(Records that describe figures)
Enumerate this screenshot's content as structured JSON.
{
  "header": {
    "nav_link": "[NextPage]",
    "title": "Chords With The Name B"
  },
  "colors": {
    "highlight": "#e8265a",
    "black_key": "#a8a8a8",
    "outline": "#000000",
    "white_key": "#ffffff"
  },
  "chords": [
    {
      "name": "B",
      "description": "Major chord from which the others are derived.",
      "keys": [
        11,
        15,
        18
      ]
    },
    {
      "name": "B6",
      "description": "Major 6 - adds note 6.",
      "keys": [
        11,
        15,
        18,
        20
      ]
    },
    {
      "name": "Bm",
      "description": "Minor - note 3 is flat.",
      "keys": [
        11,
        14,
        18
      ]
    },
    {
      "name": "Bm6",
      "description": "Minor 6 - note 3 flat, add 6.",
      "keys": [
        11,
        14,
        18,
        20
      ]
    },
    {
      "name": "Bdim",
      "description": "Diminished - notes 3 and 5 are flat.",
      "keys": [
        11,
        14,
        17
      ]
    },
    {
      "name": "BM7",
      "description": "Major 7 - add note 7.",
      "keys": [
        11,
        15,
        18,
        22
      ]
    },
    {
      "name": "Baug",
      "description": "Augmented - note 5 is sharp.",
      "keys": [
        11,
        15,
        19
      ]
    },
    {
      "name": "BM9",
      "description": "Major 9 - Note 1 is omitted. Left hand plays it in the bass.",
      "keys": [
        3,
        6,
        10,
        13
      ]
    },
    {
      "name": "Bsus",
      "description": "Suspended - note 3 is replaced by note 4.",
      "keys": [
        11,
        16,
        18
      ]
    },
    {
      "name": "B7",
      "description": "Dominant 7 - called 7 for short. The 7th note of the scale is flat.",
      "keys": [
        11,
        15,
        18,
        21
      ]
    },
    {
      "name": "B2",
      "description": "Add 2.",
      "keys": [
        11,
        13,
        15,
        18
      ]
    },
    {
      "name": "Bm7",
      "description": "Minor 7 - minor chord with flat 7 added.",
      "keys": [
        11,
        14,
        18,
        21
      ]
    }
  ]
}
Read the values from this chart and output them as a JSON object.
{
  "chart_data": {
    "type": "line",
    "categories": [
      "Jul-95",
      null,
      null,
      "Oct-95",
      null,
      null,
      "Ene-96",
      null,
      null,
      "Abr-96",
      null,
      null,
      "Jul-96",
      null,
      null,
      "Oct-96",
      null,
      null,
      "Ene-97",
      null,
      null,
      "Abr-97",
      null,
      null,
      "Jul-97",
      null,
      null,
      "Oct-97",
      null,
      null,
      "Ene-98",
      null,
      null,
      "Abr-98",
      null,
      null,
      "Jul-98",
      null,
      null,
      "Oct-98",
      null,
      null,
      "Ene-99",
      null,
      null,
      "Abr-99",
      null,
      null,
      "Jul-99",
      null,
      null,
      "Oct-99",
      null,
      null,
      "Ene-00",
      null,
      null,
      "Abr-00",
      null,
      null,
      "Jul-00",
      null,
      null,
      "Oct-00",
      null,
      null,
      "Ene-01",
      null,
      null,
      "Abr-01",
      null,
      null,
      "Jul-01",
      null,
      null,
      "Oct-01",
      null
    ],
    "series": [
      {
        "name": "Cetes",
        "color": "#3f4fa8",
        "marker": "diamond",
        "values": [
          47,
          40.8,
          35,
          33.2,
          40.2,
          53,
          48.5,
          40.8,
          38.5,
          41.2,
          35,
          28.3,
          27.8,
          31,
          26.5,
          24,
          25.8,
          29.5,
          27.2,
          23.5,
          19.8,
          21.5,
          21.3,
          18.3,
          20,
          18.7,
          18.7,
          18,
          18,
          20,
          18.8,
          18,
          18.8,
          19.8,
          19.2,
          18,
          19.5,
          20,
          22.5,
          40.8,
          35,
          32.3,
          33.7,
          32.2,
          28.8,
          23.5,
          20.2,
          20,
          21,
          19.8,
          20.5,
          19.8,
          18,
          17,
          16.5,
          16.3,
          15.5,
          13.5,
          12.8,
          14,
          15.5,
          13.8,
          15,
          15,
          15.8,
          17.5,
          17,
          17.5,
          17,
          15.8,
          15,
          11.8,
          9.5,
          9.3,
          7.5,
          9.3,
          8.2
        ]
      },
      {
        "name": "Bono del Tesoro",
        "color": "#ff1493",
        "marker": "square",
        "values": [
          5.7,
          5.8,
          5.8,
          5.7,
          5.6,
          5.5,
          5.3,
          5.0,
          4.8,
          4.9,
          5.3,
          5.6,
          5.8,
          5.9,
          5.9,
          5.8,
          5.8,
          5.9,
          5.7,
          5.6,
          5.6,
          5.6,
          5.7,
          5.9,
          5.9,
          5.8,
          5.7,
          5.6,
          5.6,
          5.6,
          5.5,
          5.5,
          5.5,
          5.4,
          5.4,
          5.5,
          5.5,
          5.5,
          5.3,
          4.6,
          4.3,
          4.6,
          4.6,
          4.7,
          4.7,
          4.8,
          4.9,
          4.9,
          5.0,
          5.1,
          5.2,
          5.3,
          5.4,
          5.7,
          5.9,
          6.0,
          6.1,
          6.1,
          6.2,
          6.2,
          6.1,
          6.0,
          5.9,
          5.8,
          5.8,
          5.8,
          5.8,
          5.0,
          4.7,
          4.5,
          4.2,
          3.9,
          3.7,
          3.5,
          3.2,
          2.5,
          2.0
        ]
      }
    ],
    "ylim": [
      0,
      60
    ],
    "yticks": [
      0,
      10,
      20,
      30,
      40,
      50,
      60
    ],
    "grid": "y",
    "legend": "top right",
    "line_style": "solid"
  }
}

**Set task:** Every entry must be quoted exactly as it appears above.

**Solution for this exercise:**
Enumerate this screenshot's content as structured JSON.
{
  "header": {
    "nav_link": "[NextPage]",
    "title": "Chords With The Name B"
  },
  "colors": {
    "highlight": "#e8265a",
    "black_key": "#a8a8a8",
    "outline": "#000000",
    "white_key": "#ffffff"
  },
  "chords": [
    {
      "name": "B",
      "description": "Major chord from which the others are derived.",
      "keys": [
        11,
        15,
        18
      ]
    },
    {
      "name": "B6",
      "description": "Major 6 - adds note 6.",
      "keys": [
        11,
        15,
        18,
        20
      ]
    },
    {
      "name": "Bm",
      "description": "Minor - note 3 is flat.",
      "keys": [
        11,
        14,
        18
      ]
    },
    {
      "name": "Bm6",
      "description": "Minor 6 - note 3 flat, add 6.",
      "keys": [
        11,
        14,
        18,
        20
      ]
    },
    {
      "name": "Bdim",
      "description": "Diminished - notes 3 and 5 are flat.",
      "keys": [
        11,
        14,
        17
      ]
    },
    {
      "name": "BM7",
      "description": "Major 7 - add note 7.",
      "keys": [
        11,
        15,
        18,
        22
      ]
    },
    {
      "name": "Baug",
      "description": "Augmented - note 5 is sharp.",
      "keys": [
        11,
        15,
        19
      ]
    },
    {
      "name": "BM9",
      "description": "Major 9 - Note 1 is omitted. Left hand plays it in the bass.",
      "keys": [
        3,
        6,
        10,
        13
      ]
    },
    {
      "name": "Bsus",
      "description": "Suspended - note 3 is replaced by note 4.",
      "keys": [
        11,
        16,
        18
      ]
    },
    {
      "name": "B7",
      "description": "Dominant 7 - called 7 for short. The 7th note of the scale is flat.",
      "keys": [
        11,
        15,
        18,
        21
      ]
    },
    {
      "name": "B2",
      "description": "Add 2.",
      "keys": [
        11,
        13,
        15,
        18
      ]
    },
    {
      "name": "Bm7",
      "description": "Minor 7 - minor chord with flat 7 added.",
      "keys": [
        11,
        14,
        18,
        21
      ]
    }
  ]
}
Read the values from this chart and output them as a JSON object.
{
  "chart_data": {
    "type": "line",
    "categories": [
      "Jul-95",
      null,
      null,
      "Oct-95",
      null,
      null,
      "Ene-96",
      null,
      null,
      "Abr-96",
      null,
      null,
      "Jul-96",
      null,
      null,
      "Oct-96",
      null,
      null,
      "Ene-97",
      null,
      null,
      "Abr-97",
      null,
      null,
      "Jul-97",
      null,
      null,
      "Oct-97",
      null,
      null,
      "Ene-98",
      null,
      null,
      "Abr-98",
      null,
      null,
      "Jul-98",
      null,
      null,
      "Oct-98",
      null,
      null,
      "Ene-99",
      null,
      null,
      "Abr-99",
      null,
      null,
      "Jul-99",
      null,
      null,
      "Oct-99",
      null,
      null,
      "Ene-00",
      null,
      null,
      "Abr-00",
      null,
      null,
      "Jul-00",
      null,
      null,
      "Oct-00",
      null,
      null,
      "Ene-01",
      null,
      null,
      "Abr-01",
      null,
      null,
      "Jul-01",
      null,
      null,
      "Oct-01",
      null
    ],
    "series": [
      {
        "name": "Cetes",
        "color": "#3f4fa8",
        "marker": "diamond",
        "values": [
          47,
          40.8,
          35,
          33.2,
          40.2,
          53,
          48.5,
          40.8,
          38.5,
          41.2,
          35,
          28.3,
          27.8,
          31,
          26.5,
          24,
          25.8,
          29.5,
          27.2,
          23.5,
          19.8,
          21.5,
          21.3,
          18.3,
          20,
          18.7,
          18.7,
          18,
          18,
          20,
          18.8,
          18,
          18.8,
          19.8,
          19.2,
          18,
          19.5,
          20,
          22.5,
          40.8,
          35,
          32.3,
          33.7,
          32.2,
          28.8,
          23.5,
          20.2,
          20,
          21,
          19.8,
          20.5,
          19.8,
          18,
          17,
          16.5,
          16.3,
          15.5,
          13.5,
          12.8,
          14,
          15.5,
          13.8,
          15,
          15,
          15.8,
          17.5,
          17,
          17.5,
          17,
          15.8,
          15,
          11.8,
          9.5,
          9.3,
          7.5,
          9.3,
          8.2
        ]
      },
      {
        "name": "Bono del Tesoro",
        "color": "#ff1493",
        "marker": "square",
        "values": [
          5.7,
          5.8,
          5.8,
          5.7,
          5.6,
          5.5,
          5.3,
          5.0,
          4.8,
          4.9,
          5.3,
          5.6,
          5.8,
          5.9,
          5.9,
          5.8,
          5.8,
          5.9,
          5.7,
          5.6,
          5.6,
          5.6,
          5.7,
          5.9,
          5.9,
          5.8,
          5.7,
          5.6,
          5.6,
          5.6,
          5.5,
          5.5,
          5.5,
          5.4,
          5.4,
          5.5,
          5.5,
          5.5,
          5.3,
          4.6,
          4.3,
          4.6,
          4.6,
          4.7,
          4.7,
          4.8,
          4.9,
          4.9,
          5.0,
          5.1,
          5.2,
          5.3,
          5.4,
          5.7,
          5.9,
          6.0,
          6.1,
          6.1,
          6.2,
          6.2,
          6.1,
          6.0,
          5.9,
          5.8,
          5.8,
          5.8,
          5.8,
          5.0,
          4.7,
          4.5,
          4.2,
          3.9,
          3.7,
          3.5,
          3.2,
          2.5,
          2.0
        ]
      }
    ],
    "ylim": [
      0,
      60
    ],
    "yticks": [
      0,
      10,
      20,
      30,
      40,
      50,
      60
    ],
    "grid": "y",
    "legend": "top right",
    "line_style": "solid"
  }
}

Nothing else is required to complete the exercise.